━━━━━ DATA PROVIDED ━━━━━
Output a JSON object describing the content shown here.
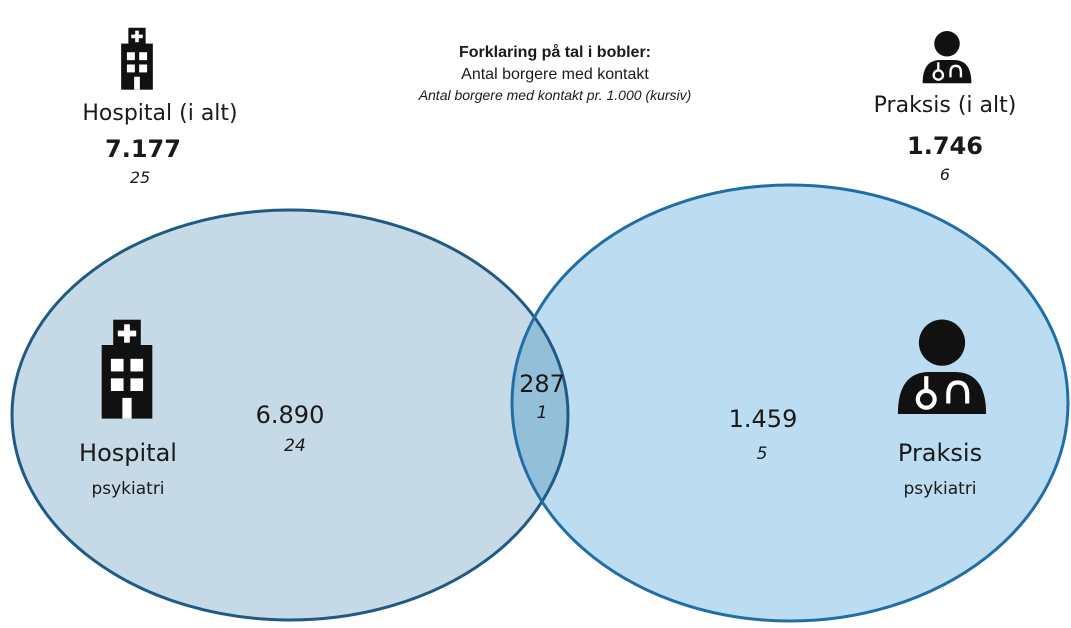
{
  "legend": {
    "title": "Forklaring på tal i bobler:",
    "line1": "Antal borgere med kontakt",
    "line2": "Antal borgere med kontakt pr. 1.000 (kursiv)"
  },
  "totals": {
    "hospital": {
      "label": "Hospital (i alt)",
      "count": "7.177",
      "rate": "25"
    },
    "praksis": {
      "label": "Praksis (i alt)",
      "count": "1.746",
      "rate": "6"
    }
  },
  "regions": {
    "hospital": {
      "label": "Hospital",
      "sublabel": "psykiatri",
      "count": "6.890",
      "rate": "24"
    },
    "overlap": {
      "count": "287",
      "rate": "1"
    },
    "praksis": {
      "label": "Praksis",
      "sublabel": "psykiatri",
      "count": "1.459",
      "rate": "5"
    }
  }
}
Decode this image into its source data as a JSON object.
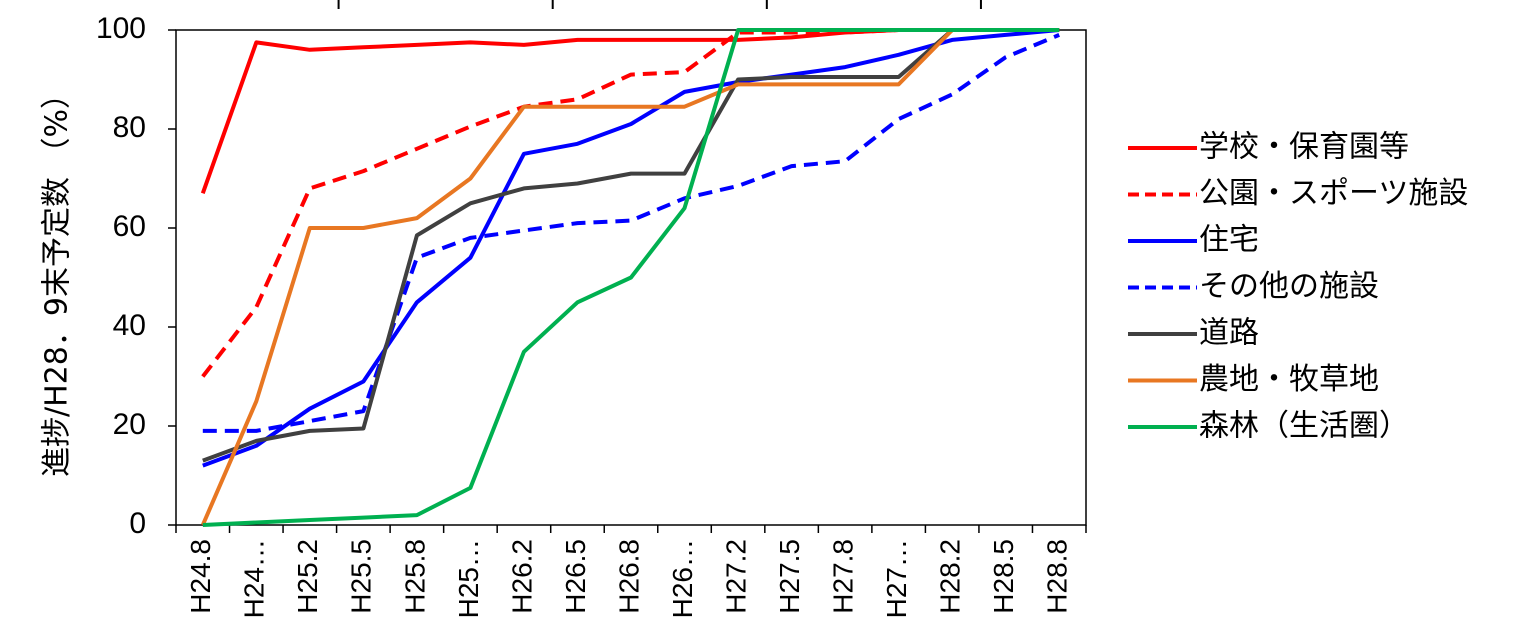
━━━━━
### WHAT YOU ARE ASKED TO DO
Collect every line above that contains the word "Antal".

### WRITTEN REPLY
    "line1": "Antal borgere med kontakt",
    "line2": "Antal borgere med kontakt pr. 1.000 (kursiv)"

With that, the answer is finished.